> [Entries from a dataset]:
"""

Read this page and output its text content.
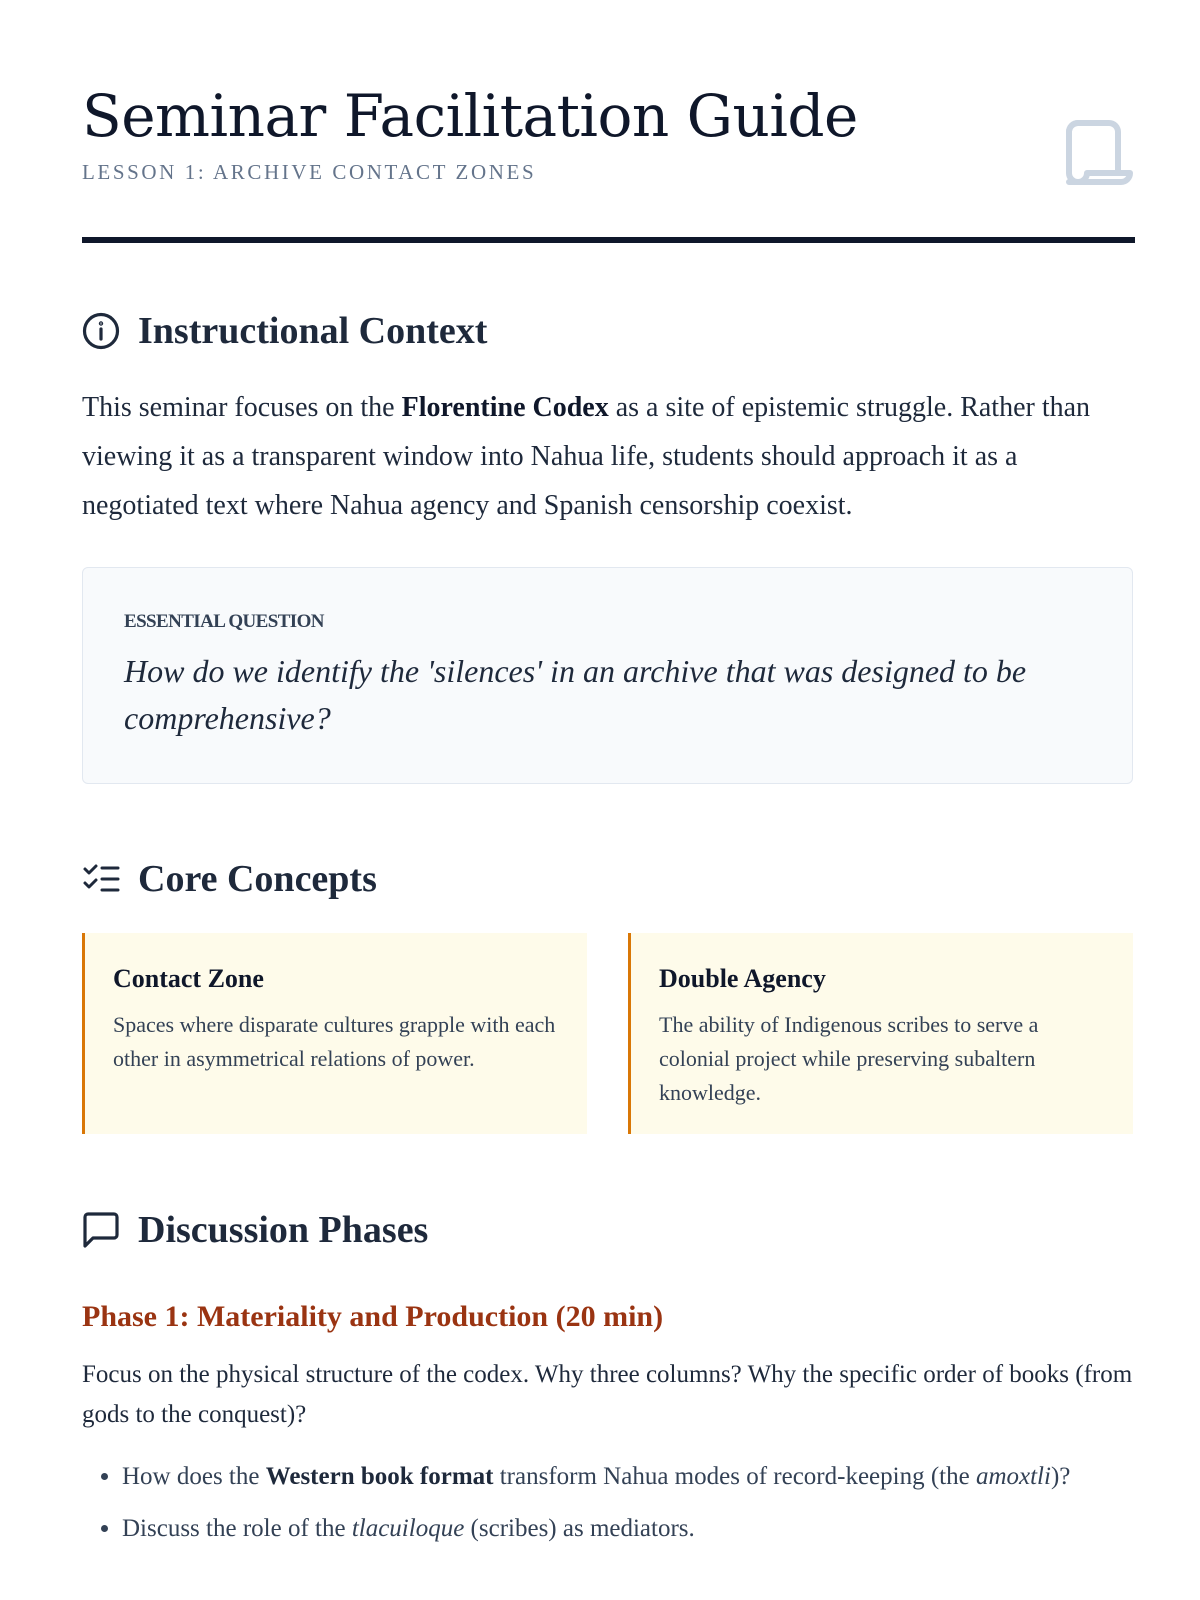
Seminar Facilitation Guide
LESSON 1: ARCHIVE CONTACT ZONES
Instructional Context
This seminar focuses on the Florentine Codex as a site of epistemic struggle. Rather than viewing it as a transparent window into Nahua life, students should approach it as a negotiated text where Nahua agency and Spanish censorship coexist.
ESSENTIAL QUESTION
How do we identify the 'silences' in an archive that was designed to be comprehensive?
Core Concepts
Contact Zone
Spaces where disparate cultures grapple with each other in asymmetrical relations of power.
Double Agency
The ability of Indigenous scribes to serve a colonial project while preserving subaltern knowledge.
Discussion Phases
Phase 1: Materiality and Production (20 min)
Focus on the physical structure of the codex. Why three columns? Why the specific order of books (from gods to the conquest)?
• How does the Western book format transform Nahua modes of record-keeping (the amoxtli)?
• Discuss the role of the tlacuiloque (scribes) as mediators.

"""

> [YOUR GOAL]: Copy all lines in the listing above where the string "scribes" appears.

> [OUTPUT OF THE TASK]:
The ability of Indigenous scribes to serve a colonial project while preserving subaltern knowledge.
• Discuss the role of the tlacuiloque (scribes) as mediators.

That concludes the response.